▶ Instructions for the task:
Gather up all lines that carry the word "Barrels".

* begin Available records *

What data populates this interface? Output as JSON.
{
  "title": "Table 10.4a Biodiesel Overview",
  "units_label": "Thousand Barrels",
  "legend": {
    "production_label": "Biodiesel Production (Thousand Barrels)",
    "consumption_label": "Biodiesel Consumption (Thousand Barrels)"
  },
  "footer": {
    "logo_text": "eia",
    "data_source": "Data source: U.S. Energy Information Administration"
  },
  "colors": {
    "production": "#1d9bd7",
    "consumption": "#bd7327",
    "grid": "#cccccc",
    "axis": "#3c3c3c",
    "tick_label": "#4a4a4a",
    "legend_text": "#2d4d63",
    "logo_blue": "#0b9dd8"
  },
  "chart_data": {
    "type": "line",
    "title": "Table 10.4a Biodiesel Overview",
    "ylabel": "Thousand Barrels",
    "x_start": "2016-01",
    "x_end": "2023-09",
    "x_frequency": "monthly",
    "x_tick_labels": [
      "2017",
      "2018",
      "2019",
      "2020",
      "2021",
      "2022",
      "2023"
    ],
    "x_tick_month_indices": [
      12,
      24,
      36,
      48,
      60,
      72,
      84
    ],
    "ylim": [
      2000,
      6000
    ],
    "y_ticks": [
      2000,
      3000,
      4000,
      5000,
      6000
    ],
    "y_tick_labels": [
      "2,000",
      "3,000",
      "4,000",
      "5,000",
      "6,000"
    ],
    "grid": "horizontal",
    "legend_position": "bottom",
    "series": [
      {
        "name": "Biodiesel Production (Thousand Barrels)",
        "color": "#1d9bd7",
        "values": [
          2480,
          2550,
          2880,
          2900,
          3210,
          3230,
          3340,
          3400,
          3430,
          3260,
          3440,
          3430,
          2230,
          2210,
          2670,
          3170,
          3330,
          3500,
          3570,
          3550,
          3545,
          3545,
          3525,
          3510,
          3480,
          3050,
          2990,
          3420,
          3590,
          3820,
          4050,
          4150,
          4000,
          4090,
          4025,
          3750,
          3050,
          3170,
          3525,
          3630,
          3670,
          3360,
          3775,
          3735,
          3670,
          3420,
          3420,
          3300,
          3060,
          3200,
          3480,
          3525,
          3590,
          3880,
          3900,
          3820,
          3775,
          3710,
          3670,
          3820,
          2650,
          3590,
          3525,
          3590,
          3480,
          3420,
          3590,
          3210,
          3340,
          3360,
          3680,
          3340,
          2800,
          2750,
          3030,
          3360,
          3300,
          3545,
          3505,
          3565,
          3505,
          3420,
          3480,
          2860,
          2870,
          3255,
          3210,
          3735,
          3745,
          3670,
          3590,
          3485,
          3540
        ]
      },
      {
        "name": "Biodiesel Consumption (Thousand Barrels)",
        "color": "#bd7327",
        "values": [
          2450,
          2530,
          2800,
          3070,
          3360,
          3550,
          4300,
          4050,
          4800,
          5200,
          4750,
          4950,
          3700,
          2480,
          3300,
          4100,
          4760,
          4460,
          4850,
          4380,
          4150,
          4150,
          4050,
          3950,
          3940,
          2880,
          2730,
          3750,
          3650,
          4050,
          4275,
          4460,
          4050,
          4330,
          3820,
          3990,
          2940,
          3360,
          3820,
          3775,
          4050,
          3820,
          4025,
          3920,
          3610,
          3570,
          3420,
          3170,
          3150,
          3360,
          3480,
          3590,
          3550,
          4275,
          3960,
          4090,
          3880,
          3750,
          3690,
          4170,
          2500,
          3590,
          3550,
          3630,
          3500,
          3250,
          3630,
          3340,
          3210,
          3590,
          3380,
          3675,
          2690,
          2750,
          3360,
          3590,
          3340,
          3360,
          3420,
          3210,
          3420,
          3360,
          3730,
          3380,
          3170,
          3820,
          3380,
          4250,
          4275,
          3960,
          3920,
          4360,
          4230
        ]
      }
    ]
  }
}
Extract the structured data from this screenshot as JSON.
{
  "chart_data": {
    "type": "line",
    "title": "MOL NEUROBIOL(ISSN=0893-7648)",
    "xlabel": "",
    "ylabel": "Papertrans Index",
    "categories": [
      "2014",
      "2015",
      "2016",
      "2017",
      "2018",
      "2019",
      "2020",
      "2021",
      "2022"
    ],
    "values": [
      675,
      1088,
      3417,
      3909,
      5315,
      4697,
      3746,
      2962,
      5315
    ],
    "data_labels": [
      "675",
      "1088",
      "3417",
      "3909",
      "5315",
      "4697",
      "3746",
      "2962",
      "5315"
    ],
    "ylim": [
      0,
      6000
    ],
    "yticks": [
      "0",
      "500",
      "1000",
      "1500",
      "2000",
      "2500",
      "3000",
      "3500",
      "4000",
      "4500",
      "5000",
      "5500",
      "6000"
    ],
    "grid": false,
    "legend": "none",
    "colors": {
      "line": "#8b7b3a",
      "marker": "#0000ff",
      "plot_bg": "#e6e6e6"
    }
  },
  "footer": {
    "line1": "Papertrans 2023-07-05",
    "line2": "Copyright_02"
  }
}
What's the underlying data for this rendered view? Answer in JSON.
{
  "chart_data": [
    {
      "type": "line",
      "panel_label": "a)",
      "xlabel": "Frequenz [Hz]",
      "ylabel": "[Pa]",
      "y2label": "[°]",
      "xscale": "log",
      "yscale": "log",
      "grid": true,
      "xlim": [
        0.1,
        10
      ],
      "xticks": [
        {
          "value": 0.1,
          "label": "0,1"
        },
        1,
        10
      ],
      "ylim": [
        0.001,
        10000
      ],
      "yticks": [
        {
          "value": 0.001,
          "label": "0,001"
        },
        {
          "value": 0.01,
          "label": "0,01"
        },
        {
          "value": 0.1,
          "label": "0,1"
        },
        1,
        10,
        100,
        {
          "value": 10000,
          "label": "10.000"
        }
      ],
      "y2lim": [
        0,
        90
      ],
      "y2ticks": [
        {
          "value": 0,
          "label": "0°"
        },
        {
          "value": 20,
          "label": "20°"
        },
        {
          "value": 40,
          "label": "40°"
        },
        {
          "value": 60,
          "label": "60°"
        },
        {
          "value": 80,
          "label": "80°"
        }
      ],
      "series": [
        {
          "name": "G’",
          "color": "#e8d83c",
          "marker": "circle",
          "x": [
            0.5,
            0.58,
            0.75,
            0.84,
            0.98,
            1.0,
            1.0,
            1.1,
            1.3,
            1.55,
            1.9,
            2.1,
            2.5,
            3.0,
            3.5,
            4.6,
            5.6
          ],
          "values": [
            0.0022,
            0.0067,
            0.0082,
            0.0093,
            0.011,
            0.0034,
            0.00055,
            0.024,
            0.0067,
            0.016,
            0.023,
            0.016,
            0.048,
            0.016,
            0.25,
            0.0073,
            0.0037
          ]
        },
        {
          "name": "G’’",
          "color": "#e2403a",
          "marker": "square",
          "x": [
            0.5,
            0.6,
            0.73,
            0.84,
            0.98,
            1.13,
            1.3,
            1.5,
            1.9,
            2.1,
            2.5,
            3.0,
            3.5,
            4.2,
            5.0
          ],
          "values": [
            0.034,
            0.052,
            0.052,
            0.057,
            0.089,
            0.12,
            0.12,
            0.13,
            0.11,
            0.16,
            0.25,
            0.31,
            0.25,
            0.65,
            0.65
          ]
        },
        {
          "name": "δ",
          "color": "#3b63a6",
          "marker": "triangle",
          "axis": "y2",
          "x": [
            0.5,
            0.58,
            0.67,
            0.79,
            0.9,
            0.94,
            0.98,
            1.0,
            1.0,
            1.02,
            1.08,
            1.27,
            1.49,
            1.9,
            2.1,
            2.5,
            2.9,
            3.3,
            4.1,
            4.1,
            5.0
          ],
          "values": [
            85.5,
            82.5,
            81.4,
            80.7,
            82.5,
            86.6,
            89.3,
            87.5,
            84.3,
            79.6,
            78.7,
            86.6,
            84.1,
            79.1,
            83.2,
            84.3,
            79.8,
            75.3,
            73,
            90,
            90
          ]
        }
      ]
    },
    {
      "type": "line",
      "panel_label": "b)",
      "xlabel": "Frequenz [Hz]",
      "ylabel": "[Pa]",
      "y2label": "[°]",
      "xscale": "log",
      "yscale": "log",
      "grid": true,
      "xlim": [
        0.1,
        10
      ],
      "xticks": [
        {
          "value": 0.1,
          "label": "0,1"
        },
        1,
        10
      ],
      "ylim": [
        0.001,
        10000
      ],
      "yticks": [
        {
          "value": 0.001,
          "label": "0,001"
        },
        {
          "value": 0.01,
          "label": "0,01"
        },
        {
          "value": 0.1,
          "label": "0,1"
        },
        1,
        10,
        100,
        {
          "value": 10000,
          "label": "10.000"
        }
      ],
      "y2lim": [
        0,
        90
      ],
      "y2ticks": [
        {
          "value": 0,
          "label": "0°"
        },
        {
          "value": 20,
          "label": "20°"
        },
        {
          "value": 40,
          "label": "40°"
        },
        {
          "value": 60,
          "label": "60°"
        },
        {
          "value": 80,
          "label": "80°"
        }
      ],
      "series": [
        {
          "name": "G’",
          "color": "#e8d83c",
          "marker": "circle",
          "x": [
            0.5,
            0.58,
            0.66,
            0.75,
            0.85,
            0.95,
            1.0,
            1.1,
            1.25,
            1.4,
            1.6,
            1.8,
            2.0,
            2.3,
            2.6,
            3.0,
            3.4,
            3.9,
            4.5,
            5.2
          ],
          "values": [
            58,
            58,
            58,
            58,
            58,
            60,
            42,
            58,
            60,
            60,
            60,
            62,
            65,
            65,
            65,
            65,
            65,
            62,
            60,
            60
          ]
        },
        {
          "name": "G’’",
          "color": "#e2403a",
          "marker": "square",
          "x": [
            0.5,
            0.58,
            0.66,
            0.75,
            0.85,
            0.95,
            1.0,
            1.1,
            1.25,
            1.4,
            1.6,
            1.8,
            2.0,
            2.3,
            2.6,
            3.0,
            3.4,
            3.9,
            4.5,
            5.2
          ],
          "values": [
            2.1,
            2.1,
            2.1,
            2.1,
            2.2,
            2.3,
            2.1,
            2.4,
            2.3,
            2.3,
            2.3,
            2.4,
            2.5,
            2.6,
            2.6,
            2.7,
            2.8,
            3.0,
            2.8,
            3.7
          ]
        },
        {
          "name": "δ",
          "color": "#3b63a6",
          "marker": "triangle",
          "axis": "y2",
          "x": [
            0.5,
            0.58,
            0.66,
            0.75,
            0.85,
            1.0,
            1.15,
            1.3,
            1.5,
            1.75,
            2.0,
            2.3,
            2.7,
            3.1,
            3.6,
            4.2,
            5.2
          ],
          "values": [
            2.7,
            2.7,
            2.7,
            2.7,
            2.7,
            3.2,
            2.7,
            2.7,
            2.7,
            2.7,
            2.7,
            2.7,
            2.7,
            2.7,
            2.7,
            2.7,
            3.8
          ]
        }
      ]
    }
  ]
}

* end Available records *

▶ Correct answer:
  "units_label": "Thousand Barrels",
    "production_label": "Biodiesel Production (Thousand Barrels)",
    "consumption_label": "Biodiesel Consumption (Thousand Barrels)"
    "ylabel": "Thousand Barrels",
        "name": "Biodiesel Production (Thousand Barrels)",
        "name": "Biodiesel Consumption (Thousand Barrels)",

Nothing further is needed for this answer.